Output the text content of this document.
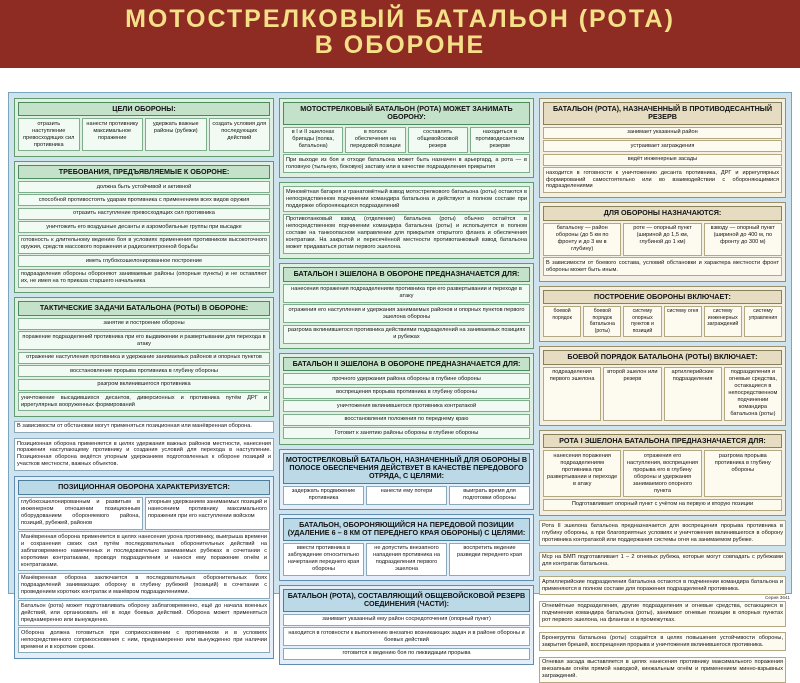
МОТОСТРЕЛКОВЫЙ БАТАЛЬОН (РОТА)
В ОБОРОНЕ
ЦЕЛИ ОБОРОНЫ:
отразить наступление превосходящих сил противника
нанести противнику максимальное поражение
удержать важные районы (рубежи)
создать условия для последующих действий
ТРЕБОВАНИЯ, ПРЕДЪЯВЛЯЕМЫЕ К ОБОРОНЕ:
должна быть устойчивой и активной
способной противостоять ударам противника с применением всех видов оружия
отразить наступление превосходящих сил противника
уничтожить его воздушные десанты и аэромобильные группы при высадке
готовность к длительному ведению боя в условиях применения противником высокоточного оружия, средств массового поражения и радиоэлектронной борьбы
иметь глубокоэшелонированное построение
подразделения обороны обороняют занимаемые районы (опорные пункты) и не оставляют их, не имея на то приказа старшего начальника
ТАКТИЧЕСКИЕ ЗАДАЧИ БАТАЛЬОНА (РОТЫ) В ОБОРОНЕ:
занятие и построение обороны
поражение подразделений противника при его выдвижении и развертывании для перехода в атаку
отражение наступления противника и удержание занимаемых районов и опорных пунктов
восстановление прорыва противника в глубину обороны
разгром вклинившегося противника
уничтожение высадившихся десантов, диверсионных и противника путём ДРГ и иррегулярных вооруженных формирований
В зависимости от обстановки могут применяться позиционная или манёвренная оборона.
Позиционная оборона применяется в целях удержания важных районов местности, нанесения поражения наступающему противнику и создания условий для перехода в наступление. Позиционная оборона ведётся упорным удержанием подготовленных к обороне позиций и участков местности, важных объектов.
ПОЗИЦИОННАЯ ОБОРОНА ХАРАКТЕРИЗУЕТСЯ:
глубокоэшелонированным и развитым в инженерном отношении позиционным оборудованием обороняемого района, позиций, рубежей, районов
упорным удержанием занимаемых позиций и нанесением противнику максимального поражения при его наступлении войском
Манёвренная оборона применяется в целях нанесения урона противнику, выигрыша времени и сохранения своих сил путём последовательных оборонительных действий на заблаговременно намеченных и последовательно занимаемых рубежах в сочетании с короткими контратаками, проводя подразделения и нанося ему поражение огнём и контратаками.
Манёвренная оборона заключается в последовательных оборонительных боях подразделений занимающих оборону в глубину рубежей (позиций) в сочетании с проведением коротких контратак и манёвром подразделениями.
Батальон (рота) может подготавливать оборону заблаговременно, ещё до начала военных действий, или организовать её в ходе боевых действий. Оборона может применяться преднамеренно или вынужденно.
Оборона должна готовиться при соприкосновении с противником и в условиях непосредственного соприкосновения с ним, преднамеренно или вынужденно при наличии времени и в короткие сроки.
МОТОСТРЕЛКОВЫЙ БАТАЛЬОН (РОТА) МОЖЕТ ЗАНИМАТЬ ОБОРОНУ:
в I и II эшелонах бригады (полка, батальона)
в полосе обеспечения на передовой позиции
составлять общевойсковой резерв
находиться в противодесантном резерве
При выходе из боя и отходе батальона может быть назначен в арьергард, а рота — в головную (тыльную, боковую) заставу или в качестве подразделения прикрытия
Миномётная батарея и гранатомётный взвод мотострелкового батальона (роты) остаются в непосредственном подчинении командира батальона и действуют в полном составе при поддержке обороняющихся подразделений
Противотанковый взвод (отделение) батальона (роты) обычно остаётся в непосредственном подчинении командира батальона (роты) и используется в полном составе на танкоопасном направлении для прикрытия открытого фланга и обеспечения контратаки. На закрытой и пересечённой местности противотанковый взвод батальона может придаваться ротам первого эшелона.
БАТАЛЬОН I ЭШЕЛОНА В ОБОРОНЕ ПРЕДНАЗНАЧАЕТСЯ ДЛЯ:
нанесения поражения подразделениям противника при его развертывании и переходе в атаку
отражения его наступления и удержания занимаемых районов и опорных пунктов первого эшелона обороны
разгрома вклинившегося противника действиями подразделений на занимаемых позициях и рубежах
БАТАЛЬОН II ЭШЕЛОНА В ОБОРОНЕ ПРЕДНАЗНАЧАЕТСЯ ДЛЯ:
прочного удержания района обороны в глубине обороны
воспрещения прорыва противника в глубину обороны
уничтожения вклинившегося противника контратакой
восстановления положения по переднему краю
Готовит к занятию районы обороны в глубине обороны
МОТОСТРЕЛКОВЫЙ БАТАЛЬОН, НАЗНАЧЕННЫЙ ДЛЯ ОБОРОНЫ В ПОЛОСЕ ОБЕСПЕЧЕНИЯ ДЕЙСТВУЕТ В КАЧЕСТВЕ ПЕРЕДОВОГО ОТРЯДА, С ЦЕЛЯМИ:
задержать продвижение противника
нанести ему потери	выиграть время для подготовки обороны
БАТАЛЬОН, ОБОРОНЯЮЩИЙСЯ НА ПЕРЕДОВОЙ ПОЗИЦИИ (УДАЛЕНИЕ 6 – 8 КМ ОТ ПЕРЕДНЕГО КРАЯ ОБОРОНЫ) С ЦЕЛЯМИ:
ввести противника в заблуждение относительно начертания переднего края обороны
не допустить внезапного нападения противника на подразделения первого эшелона
воспретить ведение разведки переднего края
БАТАЛЬОН (РОТА), СОСТАВЛЯЮЩИЙ ОБЩЕВОЙСКОВОЙ РЕЗЕРВ СОЕДИНЕНИЯ (ЧАСТИ):
занимает указанный ему район сосредоточения (опорный пункт)
находится в готовности к выполнению внезапно возникающих задач и в районе обороны и боевых действий
готовится к ведению боя по ликвидации прорыва
БАТАЛЬОН (РОТА), НАЗНАЧЕННЫЙ В ПРОТИВОДЕСАНТНЫЙ РЕЗЕРВ
занимает указанный район
устраивает заграждения
ведёт инженерные засады
находится в готовности к уничтожению десанта противника, ДРГ и иррегулярных формирований самостоятельно или во взаимодействии с обороняющимися подразделениями
ДЛЯ ОБОРОНЫ НАЗНАЧАЮТСЯ:
батальону — район обороны (до 5 км по фронту и до 3 км в глубину)
роте — опорный пункт (шириной до 1,5 км, глубиной до 1 км)
взводу — опорный пункт (шириной до 400 м, по фронту до 300 м)
В зависимости от боевого состава, условий обстановки и характера местности фронт обороны может быть иным.
ПОСТРОЕНИЕ ОБОРОНЫ ВКЛЮЧАЕТ:
боевой порядок
боевой порядок батальона (роты)
систему опорных пунктов и позиций
систему огня	систему инженерных заграждений
систему управления
БОЕВОЙ ПОРЯДОК БАТАЛЬОНА (РОТЫ) ВКЛЮЧАЕТ:
подразделения первого эшелона
второй эшелон или резерв
артиллерийские подразделения
подразделения и огневые средства, остающиеся в непосредственном подчинении командира батальона (роты)
РОТА I ЭШЕЛОНА БАТАЛЬОНА ПРЕДНАЗНАЧАЕТСЯ ДЛЯ:
нанесения поражения подразделениям противника при развертывании и переходе в атаку
отражения его наступления, воспрещения прорыва его в глубину обороны и удержания занимаемого опорного пункта
разгрома прорыва противника в глубину обороны
Подготавливает опорный пункт с учётом на первую и вторую позиции
Рота II эшелона батальона предназначается для воспрещения прорыва противника в глубину обороны, а при благоприятных условиях и уничтожения вклинившегося в оборону противника контратакой или поддержания системы огня на занимаемом рубеже.
Мср на БМП подготавливает 1 – 2 огневых рубежа, которые могут совпадать с рубежами для контратак батальона.
Артиллерийские подразделения батальона остаются в подчинении командира батальона и применяются в полном составе для поражения подразделений противника.
Огнемётные подразделения, другие подразделения и огневые средства, остающиеся в подчинении командира батальона (роты), занимают огневые позиции в опорных пунктах рот первого эшелона, на флангах и в промежутках.
Бронегруппа батальона (роты) создаётся в целях повышения устойчивости обороны, закрытия брешей, воспрещения прорыва и уничтожения вклинившегося противника.
Огневая засада выставляется в целях нанесения противнику максимального поражения внезапным огнём прямой наводкой, кинжальным огнём и применением минно-взрывных заграждений.
Серия 3641
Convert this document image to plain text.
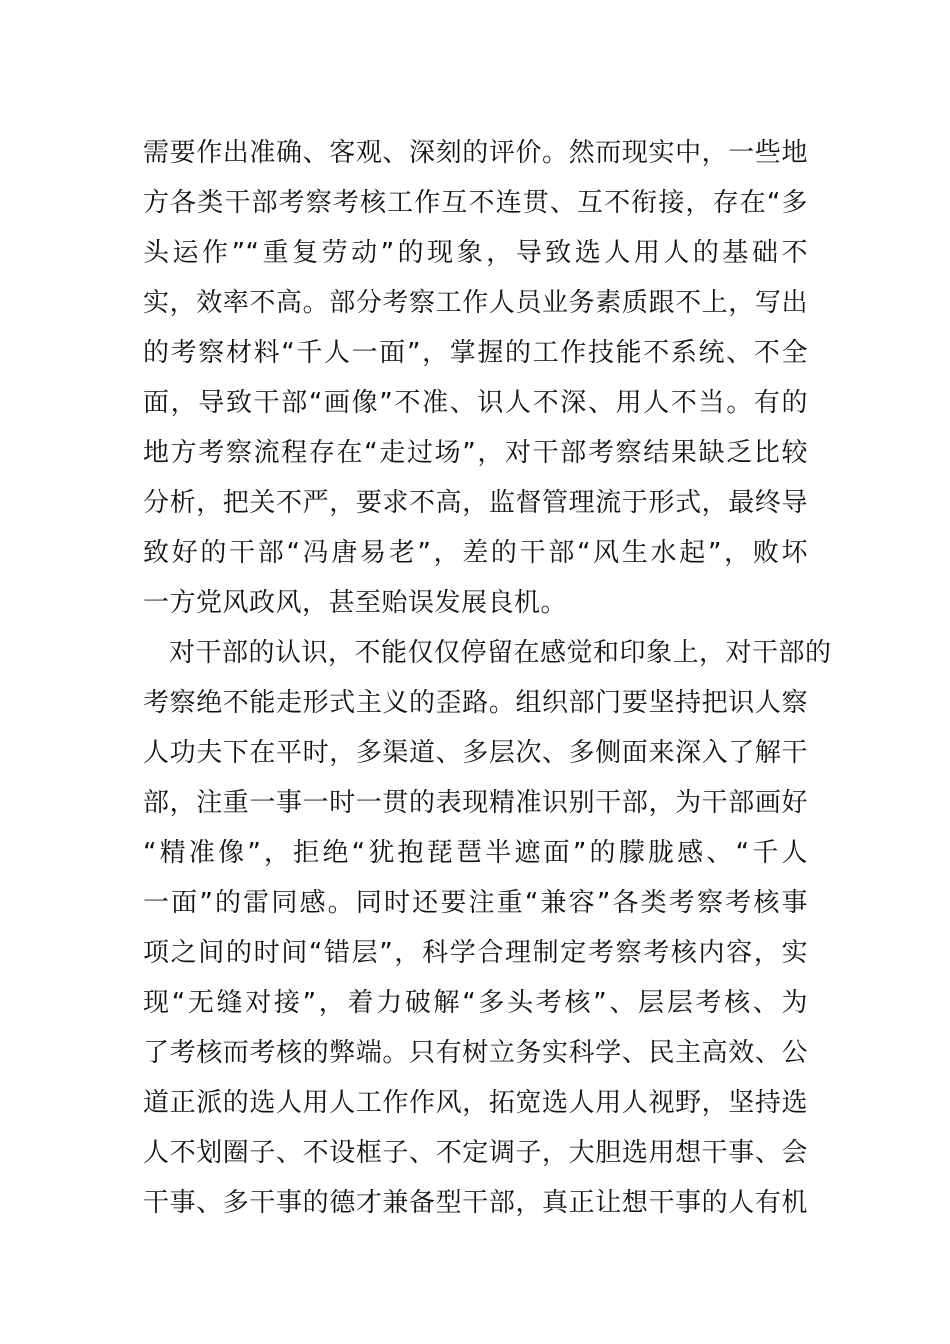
需要作出准确、客观、深刻的评价。然而现实中，一些地
方各类干部考察考核工作互不连贯、互不衔接，存在“多
头运作”“重复劳动”的现象，导致选人用人的基础不
实，效率不高。部分考察工作人员业务素质跟不上，写出
的考察材料“千人一面”，掌握的工作技能不系统、不全
面，导致干部“画像”不准、识人不深、用人不当。有的
地方考察流程存在“走过场”，对干部考察结果缺乏比较
分析，把关不严，要求不高，监督管理流于形式，最终导
致好的干部“冯唐易老”，差的干部“风生水起”，败坏
一方党风政风，甚至贻误发展良机。
对干部的认识，不能仅仅停留在感觉和印象上，对干部的
考察绝不能走形式主义的歪路。组织部门要坚持把识人察
人功夫下在平时，多渠道、多层次、多侧面来深入了解干
部，注重一事一时一贯的表现精准识别干部，为干部画好
“精准像”，拒绝“犹抱琵琶半遮面”的朦胧感、“千人
一面”的雷同感。同时还要注重“兼容”各类考察考核事
项之间的时间“错层”，科学合理制定考察考核内容，实
现“无缝对接”，着力破解“多头考核”、层层考核、为
了考核而考核的弊端。只有树立务实科学、民主高效、公
道正派的选人用人工作作风，拓宽选人用人视野，坚持选
人不划圈子、不设框子、不定调子，大胆选用想干事、会
干事、多干事的德才兼备型干部，真正让想干事的人有机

Directive >> List every line above containing the word "условиях".

Correct answer >>
готовность к длительному ведению боя в условиях применения противником высокоточного оружия, средств массового поражения и радиоэлектронной борьбы
Оборона должна готовиться при соприкосновении с противником и в условиях непосредственного соприкосновения с ним, преднамеренно или вынужденно при наличии времени и в короткие сроки.
Рота II эшелона батальона предназначается для воспрещения прорыва противника в глубину обороны, а при благоприятных условиях и уничтожения вклинившегося в оборону противника контратакой или поддержания системы огня на занимаемом рубеже.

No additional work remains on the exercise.